**RECORDS FOR THE TASK**
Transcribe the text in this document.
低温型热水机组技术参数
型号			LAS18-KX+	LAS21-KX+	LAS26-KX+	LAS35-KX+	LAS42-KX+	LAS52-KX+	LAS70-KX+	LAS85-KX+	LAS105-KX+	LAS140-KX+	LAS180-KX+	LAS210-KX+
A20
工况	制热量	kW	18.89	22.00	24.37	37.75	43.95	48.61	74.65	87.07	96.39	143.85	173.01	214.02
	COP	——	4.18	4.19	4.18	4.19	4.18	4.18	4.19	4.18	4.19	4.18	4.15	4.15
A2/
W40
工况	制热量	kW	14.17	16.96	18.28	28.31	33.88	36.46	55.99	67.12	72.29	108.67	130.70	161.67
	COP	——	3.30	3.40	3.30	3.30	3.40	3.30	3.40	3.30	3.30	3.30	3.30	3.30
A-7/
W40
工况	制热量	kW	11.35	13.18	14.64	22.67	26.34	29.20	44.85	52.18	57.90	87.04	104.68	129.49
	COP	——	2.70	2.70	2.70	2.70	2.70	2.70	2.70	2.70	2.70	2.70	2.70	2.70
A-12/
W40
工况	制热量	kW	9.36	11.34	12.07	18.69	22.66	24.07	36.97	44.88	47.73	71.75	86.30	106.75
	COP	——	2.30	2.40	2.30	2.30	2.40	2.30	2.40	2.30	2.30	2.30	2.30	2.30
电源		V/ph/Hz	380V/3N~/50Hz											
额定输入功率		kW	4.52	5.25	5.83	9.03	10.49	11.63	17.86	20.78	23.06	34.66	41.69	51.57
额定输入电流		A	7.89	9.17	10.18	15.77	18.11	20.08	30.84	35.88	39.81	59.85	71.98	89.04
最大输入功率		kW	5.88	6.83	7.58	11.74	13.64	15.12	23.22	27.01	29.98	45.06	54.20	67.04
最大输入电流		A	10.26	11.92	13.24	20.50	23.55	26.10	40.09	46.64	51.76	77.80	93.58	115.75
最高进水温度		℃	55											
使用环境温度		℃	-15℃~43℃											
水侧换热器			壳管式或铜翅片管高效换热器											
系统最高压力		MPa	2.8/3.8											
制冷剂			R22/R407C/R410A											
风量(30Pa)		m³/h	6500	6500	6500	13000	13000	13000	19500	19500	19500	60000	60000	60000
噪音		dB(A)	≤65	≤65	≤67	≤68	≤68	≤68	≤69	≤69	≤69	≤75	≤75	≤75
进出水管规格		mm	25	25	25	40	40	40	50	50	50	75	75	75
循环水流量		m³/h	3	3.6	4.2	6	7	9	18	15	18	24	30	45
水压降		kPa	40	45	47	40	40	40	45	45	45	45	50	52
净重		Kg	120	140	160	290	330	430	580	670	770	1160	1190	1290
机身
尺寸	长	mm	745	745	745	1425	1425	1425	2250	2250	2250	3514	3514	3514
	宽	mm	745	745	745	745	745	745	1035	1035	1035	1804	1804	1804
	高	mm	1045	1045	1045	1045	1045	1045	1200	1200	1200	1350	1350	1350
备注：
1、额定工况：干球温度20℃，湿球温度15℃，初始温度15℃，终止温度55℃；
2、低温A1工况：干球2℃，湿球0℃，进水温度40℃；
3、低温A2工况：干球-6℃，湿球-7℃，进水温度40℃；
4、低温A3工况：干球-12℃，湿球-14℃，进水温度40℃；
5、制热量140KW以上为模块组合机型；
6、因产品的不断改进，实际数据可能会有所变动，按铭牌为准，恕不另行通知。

**YOUR OBJECTIVE**
Write the complete data out, exactly as above.

**COMPLETED EXERCISE**
Transcribe the text in this document.
低温型热水机组技术参数
型号			LAS18-KX+	LAS21-KX+	LAS26-KX+	LAS35-KX+	LAS42-KX+	LAS52-KX+	LAS70-KX+	LAS85-KX+	LAS105-KX+	LAS140-KX+	LAS180-KX+	LAS210-KX+
A20
工况	制热量	kW	18.89	22.00	24.37	37.75	43.95	48.61	74.65	87.07	96.39	143.85	173.01	214.02
	COP	——	4.18	4.19	4.18	4.19	4.18	4.18	4.19	4.18	4.19	4.18	4.15	4.15
A2/
W40
工况	制热量	kW	14.17	16.96	18.28	28.31	33.88	36.46	55.99	67.12	72.29	108.67	130.70	161.67
	COP	——	3.30	3.40	3.30	3.30	3.40	3.30	3.40	3.30	3.30	3.30	3.30	3.30
A-7/
W40
工况	制热量	kW	11.35	13.18	14.64	22.67	26.34	29.20	44.85	52.18	57.90	87.04	104.68	129.49
	COP	——	2.70	2.70	2.70	2.70	2.70	2.70	2.70	2.70	2.70	2.70	2.70	2.70
A-12/
W40
工况	制热量	kW	9.36	11.34	12.07	18.69	22.66	24.07	36.97	44.88	47.73	71.75	86.30	106.75
	COP	——	2.30	2.40	2.30	2.30	2.40	2.30	2.40	2.30	2.30	2.30	2.30	2.30
电源		V/ph/Hz	380V/3N~/50Hz											
额定输入功率		kW	4.52	5.25	5.83	9.03	10.49	11.63	17.86	20.78	23.06	34.66	41.69	51.57
额定输入电流		A	7.89	9.17	10.18	15.77	18.11	20.08	30.84	35.88	39.81	59.85	71.98	89.04
最大输入功率		kW	5.88	6.83	7.58	11.74	13.64	15.12	23.22	27.01	29.98	45.06	54.20	67.04
最大输入电流		A	10.26	11.92	13.24	20.50	23.55	26.10	40.09	46.64	51.76	77.80	93.58	115.75
最高进水温度		℃	55											
使用环境温度		℃	-15℃~43℃											
水侧换热器			壳管式或铜翅片管高效换热器											
系统最高压力		MPa	2.8/3.8											
制冷剂			R22/R407C/R410A											
风量(30Pa)		m³/h	6500	6500	6500	13000	13000	13000	19500	19500	19500	60000	60000	60000
噪音		dB(A)	≤65	≤65	≤67	≤68	≤68	≤68	≤69	≤69	≤69	≤75	≤75	≤75
进出水管规格		mm	25	25	25	40	40	40	50	50	50	75	75	75
循环水流量		m³/h	3	3.6	4.2	6	7	9	18	15	18	24	30	45
水压降		kPa	40	45	47	40	40	40	45	45	45	45	50	52
净重		Kg	120	140	160	290	330	430	580	670	770	1160	1190	1290
机身
尺寸	长	mm	745	745	745	1425	1425	1425	2250	2250	2250	3514	3514	3514
	宽	mm	745	745	745	745	745	745	1035	1035	1035	1804	1804	1804
	高	mm	1045	1045	1045	1045	1045	1045	1200	1200	1200	1350	1350	1350
备注：
1、额定工况：干球温度20℃，湿球温度15℃，初始温度15℃，终止温度55℃；
2、低温A1工况：干球2℃，湿球0℃，进水温度40℃；
3、低温A2工况：干球-6℃，湿球-7℃，进水温度40℃；
4、低温A3工况：干球-12℃，湿球-14℃，进水温度40℃；
5、制热量140KW以上为模块组合机型；
6、因产品的不断改进，实际数据可能会有所变动，按铭牌为准，恕不另行通知。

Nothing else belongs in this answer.